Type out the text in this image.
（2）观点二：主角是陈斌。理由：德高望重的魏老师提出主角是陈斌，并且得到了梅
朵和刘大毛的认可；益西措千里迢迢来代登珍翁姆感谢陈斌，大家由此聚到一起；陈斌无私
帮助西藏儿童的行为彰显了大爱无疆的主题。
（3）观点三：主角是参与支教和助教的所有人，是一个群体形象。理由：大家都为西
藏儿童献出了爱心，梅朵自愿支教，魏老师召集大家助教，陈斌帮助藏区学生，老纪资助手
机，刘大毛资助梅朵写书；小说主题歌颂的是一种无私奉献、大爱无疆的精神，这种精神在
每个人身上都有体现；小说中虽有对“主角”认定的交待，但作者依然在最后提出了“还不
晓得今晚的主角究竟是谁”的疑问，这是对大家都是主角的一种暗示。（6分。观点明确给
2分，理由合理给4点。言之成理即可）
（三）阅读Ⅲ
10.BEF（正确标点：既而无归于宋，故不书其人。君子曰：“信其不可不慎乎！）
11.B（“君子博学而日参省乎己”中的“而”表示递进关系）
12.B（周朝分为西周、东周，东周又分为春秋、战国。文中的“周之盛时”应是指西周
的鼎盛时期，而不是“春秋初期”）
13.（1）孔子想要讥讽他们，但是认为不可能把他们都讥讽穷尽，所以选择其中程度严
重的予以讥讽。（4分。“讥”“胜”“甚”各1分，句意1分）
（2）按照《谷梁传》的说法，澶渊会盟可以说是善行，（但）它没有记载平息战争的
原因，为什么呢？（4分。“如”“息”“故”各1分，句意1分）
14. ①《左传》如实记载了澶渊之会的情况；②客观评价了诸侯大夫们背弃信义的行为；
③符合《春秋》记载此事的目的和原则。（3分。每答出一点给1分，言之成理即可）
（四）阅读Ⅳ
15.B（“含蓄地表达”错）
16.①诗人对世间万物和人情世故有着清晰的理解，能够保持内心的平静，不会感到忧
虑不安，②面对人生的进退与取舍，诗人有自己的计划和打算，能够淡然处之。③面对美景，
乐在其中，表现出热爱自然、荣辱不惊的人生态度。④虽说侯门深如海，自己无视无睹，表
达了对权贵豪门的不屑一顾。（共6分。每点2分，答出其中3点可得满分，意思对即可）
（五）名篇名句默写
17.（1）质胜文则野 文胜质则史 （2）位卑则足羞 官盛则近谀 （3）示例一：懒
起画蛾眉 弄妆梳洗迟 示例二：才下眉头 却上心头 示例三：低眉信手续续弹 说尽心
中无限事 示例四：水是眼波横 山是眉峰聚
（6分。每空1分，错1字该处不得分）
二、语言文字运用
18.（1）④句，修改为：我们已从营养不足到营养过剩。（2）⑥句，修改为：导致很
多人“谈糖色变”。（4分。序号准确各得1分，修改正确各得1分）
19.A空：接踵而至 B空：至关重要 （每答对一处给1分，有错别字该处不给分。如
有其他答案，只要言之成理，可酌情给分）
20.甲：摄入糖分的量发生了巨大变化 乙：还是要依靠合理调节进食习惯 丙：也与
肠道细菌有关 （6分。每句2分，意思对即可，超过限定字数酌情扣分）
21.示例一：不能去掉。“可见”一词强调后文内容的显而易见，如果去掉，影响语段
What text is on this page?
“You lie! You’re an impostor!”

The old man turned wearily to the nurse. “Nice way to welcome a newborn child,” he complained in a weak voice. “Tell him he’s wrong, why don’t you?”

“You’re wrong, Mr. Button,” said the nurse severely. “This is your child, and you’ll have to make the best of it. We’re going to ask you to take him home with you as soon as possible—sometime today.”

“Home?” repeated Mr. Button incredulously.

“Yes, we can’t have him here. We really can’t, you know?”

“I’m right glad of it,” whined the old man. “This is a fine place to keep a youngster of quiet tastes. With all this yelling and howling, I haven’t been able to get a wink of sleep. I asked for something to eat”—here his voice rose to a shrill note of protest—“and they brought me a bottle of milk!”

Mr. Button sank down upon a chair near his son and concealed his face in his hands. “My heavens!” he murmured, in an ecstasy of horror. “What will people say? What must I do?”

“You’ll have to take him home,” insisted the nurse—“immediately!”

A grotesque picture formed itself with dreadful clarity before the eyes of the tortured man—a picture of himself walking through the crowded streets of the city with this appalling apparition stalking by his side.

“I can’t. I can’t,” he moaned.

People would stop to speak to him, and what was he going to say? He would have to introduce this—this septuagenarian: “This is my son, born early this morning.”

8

--------------------------------

Write out all of the records once more, exactly.

## Task response
Type out the text in this image.
（2）观点二：主角是陈斌。理由：德高望重的魏老师提出主角是陈斌，并且得到了梅
朵和刘大毛的认可；益西措千里迢迢来代登珍翁姆感谢陈斌，大家由此聚到一起；陈斌无私
帮助西藏儿童的行为彰显了大爱无疆的主题。
（3）观点三：主角是参与支教和助教的所有人，是一个群体形象。理由：大家都为西
藏儿童献出了爱心，梅朵自愿支教，魏老师召集大家助教，陈斌帮助藏区学生，老纪资助手
机，刘大毛资助梅朵写书；小说主题歌颂的是一种无私奉献、大爱无疆的精神，这种精神在
每个人身上都有体现；小说中虽有对“主角”认定的交待，但作者依然在最后提出了“还不
晓得今晚的主角究竟是谁”的疑问，这是对大家都是主角的一种暗示。（6分。观点明确给
2分，理由合理给4点。言之成理即可）
（三）阅读Ⅲ
10.BEF（正确标点：既而无归于宋，故不书其人。君子曰：“信其不可不慎乎！）
11.B（“君子博学而日参省乎己”中的“而”表示递进关系）
12.B（周朝分为西周、东周，东周又分为春秋、战国。文中的“周之盛时”应是指西周
的鼎盛时期，而不是“春秋初期”）
13.（1）孔子想要讥讽他们，但是认为不可能把他们都讥讽穷尽，所以选择其中程度严
重的予以讥讽。（4分。“讥”“胜”“甚”各1分，句意1分）
（2）按照《谷梁传》的说法，澶渊会盟可以说是善行，（但）它没有记载平息战争的
原因，为什么呢？（4分。“如”“息”“故”各1分，句意1分）
14. ①《左传》如实记载了澶渊之会的情况；②客观评价了诸侯大夫们背弃信义的行为；
③符合《春秋》记载此事的目的和原则。（3分。每答出一点给1分，言之成理即可）
（四）阅读Ⅳ
15.B（“含蓄地表达”错）
16.①诗人对世间万物和人情世故有着清晰的理解，能够保持内心的平静，不会感到忧
虑不安，②面对人生的进退与取舍，诗人有自己的计划和打算，能够淡然处之。③面对美景，
乐在其中，表现出热爱自然、荣辱不惊的人生态度。④虽说侯门深如海，自己无视无睹，表
达了对权贵豪门的不屑一顾。（共6分。每点2分，答出其中3点可得满分，意思对即可）
（五）名篇名句默写
17.（1）质胜文则野 文胜质则史 （2）位卑则足羞 官盛则近谀 （3）示例一：懒
起画蛾眉 弄妆梳洗迟 示例二：才下眉头 却上心头 示例三：低眉信手续续弹 说尽心
中无限事 示例四：水是眼波横 山是眉峰聚
（6分。每空1分，错1字该处不得分）
二、语言文字运用
18.（1）④句，修改为：我们已从营养不足到营养过剩。（2）⑥句，修改为：导致很
多人“谈糖色变”。（4分。序号准确各得1分，修改正确各得1分）
19.A空：接踵而至 B空：至关重要 （每答对一处给1分，有错别字该处不给分。如
有其他答案，只要言之成理，可酌情给分）
20.甲：摄入糖分的量发生了巨大变化 乙：还是要依靠合理调节进食习惯 丙：也与
肠道细菌有关 （6分。每句2分，意思对即可，超过限定字数酌情扣分）
21.示例一：不能去掉。“可见”一词强调后文内容的显而易见，如果去掉，影响语段
What text is on this page?
“You lie! You’re an impostor!”

The old man turned wearily to the nurse. “Nice way to welcome a newborn child,” he complained in a weak voice. “Tell him he’s wrong, why don’t you?”

“You’re wrong, Mr. Button,” said the nurse severely. “This is your child, and you’ll have to make the best of it. We’re going to ask you to take him home with you as soon as possible—sometime today.”

“Home?” repeated Mr. Button incredulously.

“Yes, we can’t have him here. We really can’t, you know?”

“I’m right glad of it,” whined the old man. “This is a fine place to keep a youngster of quiet tastes. With all this yelling and howling, I haven’t been able to get a wink of sleep. I asked for something to eat”—here his voice rose to a shrill note of protest—“and they brought me a bottle of milk!”

Mr. Button sank down upon a chair near his son and concealed his face in his hands. “My heavens!” he murmured, in an ecstasy of horror. “What will people say? What must I do?”

“You’ll have to take him home,” insisted the nurse—“immediately!”

A grotesque picture formed itself with dreadful clarity before the eyes of the tortured man—a picture of himself walking through the crowded streets of the city with this appalling apparition stalking by his side.

“I can’t. I can’t,” he moaned.

People would stop to speak to him, and what was he going to say? He would have to introduce this—this septuagenarian: “This is my son, born early this morning.”

8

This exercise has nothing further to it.